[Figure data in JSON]

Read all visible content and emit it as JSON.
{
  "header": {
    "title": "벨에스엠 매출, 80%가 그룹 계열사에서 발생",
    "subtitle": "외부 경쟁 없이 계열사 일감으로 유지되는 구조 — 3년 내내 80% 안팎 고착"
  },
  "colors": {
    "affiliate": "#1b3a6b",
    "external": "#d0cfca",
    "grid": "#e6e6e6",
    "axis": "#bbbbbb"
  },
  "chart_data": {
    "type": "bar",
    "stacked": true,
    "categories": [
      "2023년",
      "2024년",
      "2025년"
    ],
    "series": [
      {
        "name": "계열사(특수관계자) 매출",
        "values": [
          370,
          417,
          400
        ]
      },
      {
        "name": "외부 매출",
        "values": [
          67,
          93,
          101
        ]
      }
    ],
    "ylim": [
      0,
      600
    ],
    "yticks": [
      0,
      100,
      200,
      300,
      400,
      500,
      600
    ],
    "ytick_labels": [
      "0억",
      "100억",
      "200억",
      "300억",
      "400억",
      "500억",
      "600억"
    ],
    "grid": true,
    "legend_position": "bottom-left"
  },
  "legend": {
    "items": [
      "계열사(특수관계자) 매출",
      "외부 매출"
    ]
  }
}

## Set problem:
Repeat each record exactly. Omit nothing.

## Result:
Read all visible content and emit it as JSON.
{
  "header": {
    "title": "벨에스엠 매출, 80%가 그룹 계열사에서 발생",
    "subtitle": "외부 경쟁 없이 계열사 일감으로 유지되는 구조 — 3년 내내 80% 안팎 고착"
  },
  "colors": {
    "affiliate": "#1b3a6b",
    "external": "#d0cfca",
    "grid": "#e6e6e6",
    "axis": "#bbbbbb"
  },
  "chart_data": {
    "type": "bar",
    "stacked": true,
    "categories": [
      "2023년",
      "2024년",
      "2025년"
    ],
    "series": [
      {
        "name": "계열사(특수관계자) 매출",
        "values": [
          370,
          417,
          400
        ]
      },
      {
        "name": "외부 매출",
        "values": [
          67,
          93,
          101
        ]
      }
    ],
    "ylim": [
      0,
      600
    ],
    "yticks": [
      0,
      100,
      200,
      300,
      400,
      500,
      600
    ],
    "ytick_labels": [
      "0억",
      "100억",
      "200억",
      "300억",
      "400억",
      "500억",
      "600억"
    ],
    "grid": true,
    "legend_position": "bottom-left"
  },
  "legend": {
    "items": [
      "계열사(특수관계자) 매출",
      "외부 매출"
    ]
  }
}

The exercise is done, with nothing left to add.